Records to use:
▼▼▼

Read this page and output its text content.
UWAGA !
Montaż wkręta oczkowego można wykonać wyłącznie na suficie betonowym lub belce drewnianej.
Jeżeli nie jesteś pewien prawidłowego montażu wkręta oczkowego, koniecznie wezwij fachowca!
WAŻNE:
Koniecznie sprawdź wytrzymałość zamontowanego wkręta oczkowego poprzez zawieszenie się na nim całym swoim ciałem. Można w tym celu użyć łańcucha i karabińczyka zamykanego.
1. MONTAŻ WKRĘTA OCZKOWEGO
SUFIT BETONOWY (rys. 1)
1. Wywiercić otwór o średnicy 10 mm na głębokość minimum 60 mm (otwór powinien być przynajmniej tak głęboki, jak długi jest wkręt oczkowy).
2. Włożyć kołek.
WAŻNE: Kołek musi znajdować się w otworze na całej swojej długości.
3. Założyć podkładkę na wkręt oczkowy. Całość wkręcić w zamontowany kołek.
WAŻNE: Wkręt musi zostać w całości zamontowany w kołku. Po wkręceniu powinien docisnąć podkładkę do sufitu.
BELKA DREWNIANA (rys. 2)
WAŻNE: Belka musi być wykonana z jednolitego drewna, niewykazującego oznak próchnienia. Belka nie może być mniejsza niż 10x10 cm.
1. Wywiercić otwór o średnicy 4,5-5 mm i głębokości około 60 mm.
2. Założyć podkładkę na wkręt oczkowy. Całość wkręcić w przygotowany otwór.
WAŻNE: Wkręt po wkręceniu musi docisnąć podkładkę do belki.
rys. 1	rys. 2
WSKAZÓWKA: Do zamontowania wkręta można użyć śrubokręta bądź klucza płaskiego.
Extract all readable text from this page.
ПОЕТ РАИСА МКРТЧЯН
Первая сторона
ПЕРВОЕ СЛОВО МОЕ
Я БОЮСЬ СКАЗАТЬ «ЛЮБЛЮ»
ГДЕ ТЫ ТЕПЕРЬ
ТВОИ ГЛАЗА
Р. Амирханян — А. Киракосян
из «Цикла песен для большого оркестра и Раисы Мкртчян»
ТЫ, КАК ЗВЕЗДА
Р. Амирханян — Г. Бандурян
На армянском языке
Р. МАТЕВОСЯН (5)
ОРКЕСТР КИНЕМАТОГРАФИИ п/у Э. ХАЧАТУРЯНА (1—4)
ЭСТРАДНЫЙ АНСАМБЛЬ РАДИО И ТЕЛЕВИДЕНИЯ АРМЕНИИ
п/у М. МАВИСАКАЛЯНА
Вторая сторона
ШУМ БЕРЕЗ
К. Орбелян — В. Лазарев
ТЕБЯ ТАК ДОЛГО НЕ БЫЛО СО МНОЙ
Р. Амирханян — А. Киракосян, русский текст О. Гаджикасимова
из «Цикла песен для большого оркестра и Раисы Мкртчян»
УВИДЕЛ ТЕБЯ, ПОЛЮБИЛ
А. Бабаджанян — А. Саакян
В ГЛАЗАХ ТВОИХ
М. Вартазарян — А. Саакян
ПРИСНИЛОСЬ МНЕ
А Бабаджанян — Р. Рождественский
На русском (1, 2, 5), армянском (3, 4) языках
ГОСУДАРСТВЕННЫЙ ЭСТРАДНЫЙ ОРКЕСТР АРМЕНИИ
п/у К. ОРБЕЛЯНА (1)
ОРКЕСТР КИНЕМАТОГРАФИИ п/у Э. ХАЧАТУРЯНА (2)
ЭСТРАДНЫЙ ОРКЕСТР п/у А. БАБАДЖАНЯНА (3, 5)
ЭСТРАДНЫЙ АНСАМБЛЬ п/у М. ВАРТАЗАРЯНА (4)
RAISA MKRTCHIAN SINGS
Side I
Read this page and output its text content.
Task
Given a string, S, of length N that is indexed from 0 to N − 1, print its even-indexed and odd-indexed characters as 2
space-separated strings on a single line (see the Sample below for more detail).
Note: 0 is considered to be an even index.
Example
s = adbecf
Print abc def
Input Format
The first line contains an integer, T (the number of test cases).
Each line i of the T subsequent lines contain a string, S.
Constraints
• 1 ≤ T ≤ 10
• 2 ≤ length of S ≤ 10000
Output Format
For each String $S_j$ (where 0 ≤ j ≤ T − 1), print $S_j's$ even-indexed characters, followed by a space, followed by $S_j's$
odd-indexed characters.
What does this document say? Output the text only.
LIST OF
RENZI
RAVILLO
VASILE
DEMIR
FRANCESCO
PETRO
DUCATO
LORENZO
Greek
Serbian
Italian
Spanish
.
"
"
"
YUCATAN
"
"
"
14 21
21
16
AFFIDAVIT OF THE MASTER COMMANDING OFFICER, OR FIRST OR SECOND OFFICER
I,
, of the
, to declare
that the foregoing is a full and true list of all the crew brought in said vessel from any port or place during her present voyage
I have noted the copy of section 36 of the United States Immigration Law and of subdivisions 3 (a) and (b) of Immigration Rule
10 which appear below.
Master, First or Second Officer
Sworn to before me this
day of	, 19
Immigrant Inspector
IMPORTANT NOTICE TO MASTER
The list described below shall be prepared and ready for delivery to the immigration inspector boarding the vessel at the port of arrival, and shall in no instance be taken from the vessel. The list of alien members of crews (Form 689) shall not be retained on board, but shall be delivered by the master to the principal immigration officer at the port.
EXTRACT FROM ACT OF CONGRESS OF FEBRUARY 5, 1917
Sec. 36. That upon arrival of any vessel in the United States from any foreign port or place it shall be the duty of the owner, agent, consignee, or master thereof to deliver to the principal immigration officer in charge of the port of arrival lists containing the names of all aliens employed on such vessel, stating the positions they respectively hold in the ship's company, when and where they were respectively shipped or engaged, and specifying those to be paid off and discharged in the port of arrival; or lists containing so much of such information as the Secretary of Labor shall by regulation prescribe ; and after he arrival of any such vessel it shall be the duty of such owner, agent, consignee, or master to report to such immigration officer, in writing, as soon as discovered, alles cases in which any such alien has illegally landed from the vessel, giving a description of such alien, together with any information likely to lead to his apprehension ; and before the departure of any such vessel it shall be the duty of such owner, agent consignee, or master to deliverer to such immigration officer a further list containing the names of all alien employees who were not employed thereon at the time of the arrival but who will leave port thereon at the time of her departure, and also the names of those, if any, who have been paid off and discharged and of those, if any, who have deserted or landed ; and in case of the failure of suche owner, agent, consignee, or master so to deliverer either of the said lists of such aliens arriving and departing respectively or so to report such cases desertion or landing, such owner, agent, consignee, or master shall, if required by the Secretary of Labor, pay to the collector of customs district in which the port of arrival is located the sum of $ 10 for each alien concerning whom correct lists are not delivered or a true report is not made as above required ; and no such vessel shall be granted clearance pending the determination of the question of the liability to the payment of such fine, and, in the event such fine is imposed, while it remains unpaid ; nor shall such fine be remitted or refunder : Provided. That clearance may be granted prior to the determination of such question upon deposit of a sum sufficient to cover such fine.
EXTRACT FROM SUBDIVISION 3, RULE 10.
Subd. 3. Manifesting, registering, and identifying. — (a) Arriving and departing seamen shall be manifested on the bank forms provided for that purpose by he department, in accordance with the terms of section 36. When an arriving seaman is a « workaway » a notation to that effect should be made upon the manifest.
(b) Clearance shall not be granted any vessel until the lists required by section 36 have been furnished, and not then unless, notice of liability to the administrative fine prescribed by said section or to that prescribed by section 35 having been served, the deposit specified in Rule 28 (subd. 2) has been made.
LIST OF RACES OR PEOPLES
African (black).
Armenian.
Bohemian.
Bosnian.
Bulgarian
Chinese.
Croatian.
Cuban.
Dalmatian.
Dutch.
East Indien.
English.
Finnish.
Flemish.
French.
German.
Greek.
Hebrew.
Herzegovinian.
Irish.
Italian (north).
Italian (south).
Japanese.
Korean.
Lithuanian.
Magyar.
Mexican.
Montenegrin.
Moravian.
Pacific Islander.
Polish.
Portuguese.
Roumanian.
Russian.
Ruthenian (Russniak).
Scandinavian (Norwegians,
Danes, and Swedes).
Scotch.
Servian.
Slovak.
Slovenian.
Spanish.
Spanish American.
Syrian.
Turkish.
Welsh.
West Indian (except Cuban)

▲▲▲

Task brief: Look through the entries above; copy each line where the string "АРМЕНИИ" appears.

Correct answer:
ЭСТРАДНЫЙ АНСАМБЛЬ РАДИО И ТЕЛЕВИДЕНИЯ АРМЕНИИ
ГОСУДАРСТВЕННЫЙ ЭСТРАДНЫЙ ОРКЕСТР АРМЕНИИ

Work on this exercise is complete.